Material shown ->
(begin)
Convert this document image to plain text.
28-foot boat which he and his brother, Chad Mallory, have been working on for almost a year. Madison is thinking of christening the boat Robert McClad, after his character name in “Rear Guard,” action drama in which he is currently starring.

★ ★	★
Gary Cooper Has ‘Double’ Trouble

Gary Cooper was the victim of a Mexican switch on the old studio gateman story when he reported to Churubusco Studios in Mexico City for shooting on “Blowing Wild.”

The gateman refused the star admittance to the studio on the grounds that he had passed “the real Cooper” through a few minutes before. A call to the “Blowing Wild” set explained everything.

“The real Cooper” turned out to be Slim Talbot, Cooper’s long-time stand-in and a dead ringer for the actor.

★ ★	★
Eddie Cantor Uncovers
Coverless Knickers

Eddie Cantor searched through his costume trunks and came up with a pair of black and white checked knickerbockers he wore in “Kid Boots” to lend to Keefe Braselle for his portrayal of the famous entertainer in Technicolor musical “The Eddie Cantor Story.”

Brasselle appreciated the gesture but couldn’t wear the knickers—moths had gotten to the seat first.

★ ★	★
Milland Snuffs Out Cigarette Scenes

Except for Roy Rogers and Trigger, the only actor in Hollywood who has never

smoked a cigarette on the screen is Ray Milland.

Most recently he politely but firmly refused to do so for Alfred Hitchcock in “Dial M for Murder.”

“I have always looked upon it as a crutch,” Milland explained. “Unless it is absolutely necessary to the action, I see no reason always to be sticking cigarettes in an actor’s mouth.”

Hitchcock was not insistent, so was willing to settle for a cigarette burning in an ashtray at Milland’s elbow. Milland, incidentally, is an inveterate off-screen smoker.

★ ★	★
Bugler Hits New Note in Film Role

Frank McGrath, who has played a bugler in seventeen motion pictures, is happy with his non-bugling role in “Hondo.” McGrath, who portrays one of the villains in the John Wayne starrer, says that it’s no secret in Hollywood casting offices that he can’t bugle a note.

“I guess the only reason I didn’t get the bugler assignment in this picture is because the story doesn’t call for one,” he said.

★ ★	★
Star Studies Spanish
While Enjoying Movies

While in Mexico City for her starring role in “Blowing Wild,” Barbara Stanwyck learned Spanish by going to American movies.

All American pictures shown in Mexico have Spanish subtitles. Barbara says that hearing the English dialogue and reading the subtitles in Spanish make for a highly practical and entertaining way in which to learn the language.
(end)
Request -> Using the records above, gather all lines where the string "only" is present.

Solution to the problem ->
Except for Roy Rogers and Trigger, the only actor in Hollywood who has never
“I guess the only reason I didn’t get the bugler assignment in this picture is because the story doesn’t call for one,” he said.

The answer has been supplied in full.